GIVEN INFORMATION:
+ + + + + + +

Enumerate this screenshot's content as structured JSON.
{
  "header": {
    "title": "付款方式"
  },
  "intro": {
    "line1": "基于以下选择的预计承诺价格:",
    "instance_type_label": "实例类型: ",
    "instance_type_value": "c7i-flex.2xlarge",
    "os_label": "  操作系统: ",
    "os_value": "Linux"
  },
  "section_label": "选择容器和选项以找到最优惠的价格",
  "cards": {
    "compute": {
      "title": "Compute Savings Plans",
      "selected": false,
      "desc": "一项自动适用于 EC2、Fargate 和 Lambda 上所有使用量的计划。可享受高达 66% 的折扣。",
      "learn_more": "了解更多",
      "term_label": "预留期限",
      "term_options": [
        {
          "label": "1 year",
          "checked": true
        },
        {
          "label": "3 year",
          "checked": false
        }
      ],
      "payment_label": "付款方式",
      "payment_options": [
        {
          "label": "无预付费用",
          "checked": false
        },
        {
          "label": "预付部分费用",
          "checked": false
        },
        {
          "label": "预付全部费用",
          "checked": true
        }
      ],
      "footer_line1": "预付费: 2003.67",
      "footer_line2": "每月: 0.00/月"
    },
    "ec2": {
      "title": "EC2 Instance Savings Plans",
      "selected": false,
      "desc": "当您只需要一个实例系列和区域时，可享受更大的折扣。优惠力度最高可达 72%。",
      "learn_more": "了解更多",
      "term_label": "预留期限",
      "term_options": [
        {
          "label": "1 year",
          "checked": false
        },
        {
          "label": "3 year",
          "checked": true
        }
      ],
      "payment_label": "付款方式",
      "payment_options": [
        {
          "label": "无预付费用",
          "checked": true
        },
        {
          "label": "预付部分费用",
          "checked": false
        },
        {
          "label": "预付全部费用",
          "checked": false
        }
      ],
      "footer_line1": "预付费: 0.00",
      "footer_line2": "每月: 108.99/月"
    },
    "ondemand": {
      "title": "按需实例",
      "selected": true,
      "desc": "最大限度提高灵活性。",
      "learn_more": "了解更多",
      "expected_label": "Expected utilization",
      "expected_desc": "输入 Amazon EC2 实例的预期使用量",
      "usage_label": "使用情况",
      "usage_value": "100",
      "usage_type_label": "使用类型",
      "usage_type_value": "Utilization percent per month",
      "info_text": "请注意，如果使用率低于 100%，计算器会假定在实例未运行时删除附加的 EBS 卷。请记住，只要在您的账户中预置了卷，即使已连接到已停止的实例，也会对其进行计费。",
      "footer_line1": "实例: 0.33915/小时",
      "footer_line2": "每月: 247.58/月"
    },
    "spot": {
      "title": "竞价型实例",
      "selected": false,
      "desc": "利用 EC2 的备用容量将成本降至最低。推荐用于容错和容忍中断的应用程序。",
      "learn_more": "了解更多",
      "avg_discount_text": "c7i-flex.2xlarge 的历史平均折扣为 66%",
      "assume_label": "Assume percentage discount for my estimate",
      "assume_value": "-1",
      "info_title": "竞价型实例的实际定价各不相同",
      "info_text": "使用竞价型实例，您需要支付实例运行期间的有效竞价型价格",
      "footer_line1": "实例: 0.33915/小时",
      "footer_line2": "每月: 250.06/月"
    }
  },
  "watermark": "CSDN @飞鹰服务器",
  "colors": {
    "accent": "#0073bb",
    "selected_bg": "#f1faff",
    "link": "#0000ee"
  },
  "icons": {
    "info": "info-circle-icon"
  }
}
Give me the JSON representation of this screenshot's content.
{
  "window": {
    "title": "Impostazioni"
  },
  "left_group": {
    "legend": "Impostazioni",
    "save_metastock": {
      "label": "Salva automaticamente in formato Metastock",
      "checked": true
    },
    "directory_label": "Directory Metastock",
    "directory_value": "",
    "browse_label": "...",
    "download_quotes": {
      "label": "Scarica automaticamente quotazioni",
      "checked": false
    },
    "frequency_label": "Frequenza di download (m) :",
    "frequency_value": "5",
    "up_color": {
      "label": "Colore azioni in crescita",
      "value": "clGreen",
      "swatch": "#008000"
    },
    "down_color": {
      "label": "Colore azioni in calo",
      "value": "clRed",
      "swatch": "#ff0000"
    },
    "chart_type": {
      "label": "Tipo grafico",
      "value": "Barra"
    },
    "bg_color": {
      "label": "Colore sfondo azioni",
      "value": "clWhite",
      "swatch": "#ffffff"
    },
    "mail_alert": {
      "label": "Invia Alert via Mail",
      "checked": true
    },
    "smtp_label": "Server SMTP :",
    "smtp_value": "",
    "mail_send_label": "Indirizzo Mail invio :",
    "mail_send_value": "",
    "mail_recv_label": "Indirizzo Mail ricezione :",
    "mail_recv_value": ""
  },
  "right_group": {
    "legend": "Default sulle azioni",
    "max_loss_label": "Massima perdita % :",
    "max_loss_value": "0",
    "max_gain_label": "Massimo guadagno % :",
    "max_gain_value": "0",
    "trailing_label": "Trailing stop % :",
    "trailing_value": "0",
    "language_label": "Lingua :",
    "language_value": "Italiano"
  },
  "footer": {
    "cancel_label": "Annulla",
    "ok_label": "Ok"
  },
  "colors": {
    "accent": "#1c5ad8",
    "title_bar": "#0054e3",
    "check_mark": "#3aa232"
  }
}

+ + + + + + +

THE REQUEST:
In the entries above, identify each line that includes the string "legend", then copy it.

EXERCISE RESULT:
    "legend": "Impostazioni",
    "legend": "Default sulle azioni",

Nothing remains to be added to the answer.